■ Your objective
In the listing below, identify each line with the word "erker" and return those lines.

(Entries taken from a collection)
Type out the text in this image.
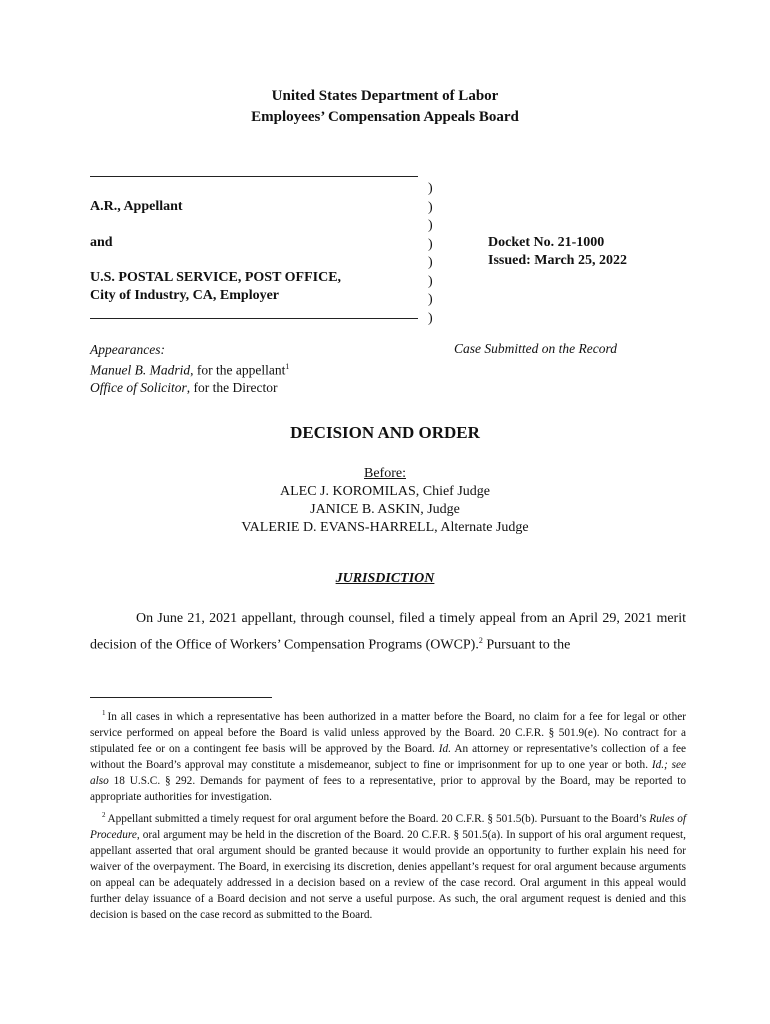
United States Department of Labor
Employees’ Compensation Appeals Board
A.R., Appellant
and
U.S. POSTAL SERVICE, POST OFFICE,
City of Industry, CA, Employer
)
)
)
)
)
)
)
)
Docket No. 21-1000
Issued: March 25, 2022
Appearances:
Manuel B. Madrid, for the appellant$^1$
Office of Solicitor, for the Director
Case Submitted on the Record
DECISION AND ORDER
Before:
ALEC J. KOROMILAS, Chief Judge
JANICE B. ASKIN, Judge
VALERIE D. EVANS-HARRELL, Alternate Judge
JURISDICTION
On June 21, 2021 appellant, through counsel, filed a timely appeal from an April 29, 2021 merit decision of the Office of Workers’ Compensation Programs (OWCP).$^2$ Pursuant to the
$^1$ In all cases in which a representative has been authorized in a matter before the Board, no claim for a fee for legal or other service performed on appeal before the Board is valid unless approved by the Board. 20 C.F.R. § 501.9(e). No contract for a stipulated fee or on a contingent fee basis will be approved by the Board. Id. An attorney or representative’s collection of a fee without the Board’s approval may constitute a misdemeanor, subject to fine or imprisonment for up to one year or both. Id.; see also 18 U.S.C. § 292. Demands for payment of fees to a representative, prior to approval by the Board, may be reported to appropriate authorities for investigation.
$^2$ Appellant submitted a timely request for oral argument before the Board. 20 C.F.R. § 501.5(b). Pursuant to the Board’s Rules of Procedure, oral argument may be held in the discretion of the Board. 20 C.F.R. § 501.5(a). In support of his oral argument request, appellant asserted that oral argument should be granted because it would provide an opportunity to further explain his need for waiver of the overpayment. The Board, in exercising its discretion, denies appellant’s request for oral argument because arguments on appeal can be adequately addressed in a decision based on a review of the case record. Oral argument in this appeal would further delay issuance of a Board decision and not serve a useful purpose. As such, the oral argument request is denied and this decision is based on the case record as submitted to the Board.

...

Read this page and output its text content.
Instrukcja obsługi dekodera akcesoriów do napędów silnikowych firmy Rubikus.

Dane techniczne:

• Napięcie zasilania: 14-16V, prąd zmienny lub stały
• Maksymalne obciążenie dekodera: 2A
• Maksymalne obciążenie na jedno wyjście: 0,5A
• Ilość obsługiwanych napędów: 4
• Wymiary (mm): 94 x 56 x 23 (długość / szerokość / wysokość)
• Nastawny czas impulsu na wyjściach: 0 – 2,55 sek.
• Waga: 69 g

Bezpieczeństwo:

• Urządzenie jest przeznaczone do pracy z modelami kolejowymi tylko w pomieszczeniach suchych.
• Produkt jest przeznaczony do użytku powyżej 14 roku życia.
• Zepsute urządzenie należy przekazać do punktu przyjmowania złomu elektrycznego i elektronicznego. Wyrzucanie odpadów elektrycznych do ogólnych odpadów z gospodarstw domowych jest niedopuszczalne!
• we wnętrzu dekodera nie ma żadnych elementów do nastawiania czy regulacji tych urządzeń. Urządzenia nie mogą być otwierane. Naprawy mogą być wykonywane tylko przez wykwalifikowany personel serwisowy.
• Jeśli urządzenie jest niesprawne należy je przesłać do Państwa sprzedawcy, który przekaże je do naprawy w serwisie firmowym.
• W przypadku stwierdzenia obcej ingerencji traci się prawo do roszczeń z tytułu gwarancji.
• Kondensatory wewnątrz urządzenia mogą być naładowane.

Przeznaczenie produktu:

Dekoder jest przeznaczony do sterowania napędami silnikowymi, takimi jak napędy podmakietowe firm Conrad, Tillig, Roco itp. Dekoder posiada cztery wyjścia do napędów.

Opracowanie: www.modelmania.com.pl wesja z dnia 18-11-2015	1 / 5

...

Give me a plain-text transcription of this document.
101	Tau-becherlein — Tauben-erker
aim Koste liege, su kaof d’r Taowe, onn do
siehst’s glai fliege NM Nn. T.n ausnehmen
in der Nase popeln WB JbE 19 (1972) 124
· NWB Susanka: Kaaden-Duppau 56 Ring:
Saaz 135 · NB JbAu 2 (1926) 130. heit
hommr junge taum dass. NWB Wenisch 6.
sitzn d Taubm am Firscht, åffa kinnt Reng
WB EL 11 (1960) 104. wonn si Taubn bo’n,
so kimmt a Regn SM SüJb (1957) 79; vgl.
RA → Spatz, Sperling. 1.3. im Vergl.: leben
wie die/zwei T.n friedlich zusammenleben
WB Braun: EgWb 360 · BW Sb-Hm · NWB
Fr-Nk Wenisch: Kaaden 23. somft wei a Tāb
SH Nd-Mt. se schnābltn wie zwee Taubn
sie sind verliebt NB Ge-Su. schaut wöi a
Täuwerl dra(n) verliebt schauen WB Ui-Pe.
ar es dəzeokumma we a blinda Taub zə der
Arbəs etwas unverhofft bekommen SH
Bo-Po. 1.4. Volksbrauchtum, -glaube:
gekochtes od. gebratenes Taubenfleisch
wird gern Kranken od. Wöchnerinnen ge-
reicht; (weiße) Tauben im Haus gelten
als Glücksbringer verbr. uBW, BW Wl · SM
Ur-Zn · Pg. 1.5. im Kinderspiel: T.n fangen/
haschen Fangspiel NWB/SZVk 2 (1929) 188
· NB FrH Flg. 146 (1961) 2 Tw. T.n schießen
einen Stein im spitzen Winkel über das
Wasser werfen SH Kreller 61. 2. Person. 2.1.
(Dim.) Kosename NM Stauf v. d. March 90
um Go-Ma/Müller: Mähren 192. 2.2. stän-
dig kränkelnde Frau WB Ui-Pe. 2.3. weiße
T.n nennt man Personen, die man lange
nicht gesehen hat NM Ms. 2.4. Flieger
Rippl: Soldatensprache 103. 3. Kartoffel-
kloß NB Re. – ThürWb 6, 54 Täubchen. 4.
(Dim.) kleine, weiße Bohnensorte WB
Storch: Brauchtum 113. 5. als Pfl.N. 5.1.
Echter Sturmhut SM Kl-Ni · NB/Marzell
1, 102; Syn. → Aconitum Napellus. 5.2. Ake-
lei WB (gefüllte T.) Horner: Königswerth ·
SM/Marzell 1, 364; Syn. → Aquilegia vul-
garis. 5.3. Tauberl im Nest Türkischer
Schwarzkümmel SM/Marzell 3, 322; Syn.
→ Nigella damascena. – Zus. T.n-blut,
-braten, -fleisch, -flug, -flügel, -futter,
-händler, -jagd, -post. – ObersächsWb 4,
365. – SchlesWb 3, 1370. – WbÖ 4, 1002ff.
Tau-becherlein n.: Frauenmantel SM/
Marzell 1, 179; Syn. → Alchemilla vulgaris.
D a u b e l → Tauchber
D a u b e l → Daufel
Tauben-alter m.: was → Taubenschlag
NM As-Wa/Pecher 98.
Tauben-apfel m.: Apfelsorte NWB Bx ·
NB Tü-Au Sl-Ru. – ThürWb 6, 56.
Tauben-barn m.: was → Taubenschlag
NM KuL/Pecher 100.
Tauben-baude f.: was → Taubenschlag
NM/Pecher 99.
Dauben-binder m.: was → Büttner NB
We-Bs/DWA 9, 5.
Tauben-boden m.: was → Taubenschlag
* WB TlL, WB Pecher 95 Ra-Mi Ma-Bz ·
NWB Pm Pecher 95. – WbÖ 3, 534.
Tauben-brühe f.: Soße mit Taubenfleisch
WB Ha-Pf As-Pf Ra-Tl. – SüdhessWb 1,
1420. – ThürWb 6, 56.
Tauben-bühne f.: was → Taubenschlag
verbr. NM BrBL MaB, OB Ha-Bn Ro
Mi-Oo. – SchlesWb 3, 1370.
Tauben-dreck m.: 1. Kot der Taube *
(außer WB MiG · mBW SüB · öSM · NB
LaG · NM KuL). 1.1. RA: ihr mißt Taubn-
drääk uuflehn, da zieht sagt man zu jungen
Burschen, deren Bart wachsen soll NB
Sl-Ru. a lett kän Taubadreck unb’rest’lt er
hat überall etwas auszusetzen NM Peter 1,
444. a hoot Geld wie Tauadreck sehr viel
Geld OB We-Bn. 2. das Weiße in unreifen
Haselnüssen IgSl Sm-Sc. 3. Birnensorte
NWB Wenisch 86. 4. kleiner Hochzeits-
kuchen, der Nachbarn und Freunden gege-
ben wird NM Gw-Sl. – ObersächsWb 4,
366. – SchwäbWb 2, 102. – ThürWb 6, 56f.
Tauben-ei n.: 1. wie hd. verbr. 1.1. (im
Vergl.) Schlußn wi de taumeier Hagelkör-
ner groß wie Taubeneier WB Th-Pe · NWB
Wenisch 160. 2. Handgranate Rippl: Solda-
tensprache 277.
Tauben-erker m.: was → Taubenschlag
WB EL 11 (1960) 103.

■ Solution
101	Tau-becherlein — Tauben-erker
Tauben-erker m.: was → Taubenschlag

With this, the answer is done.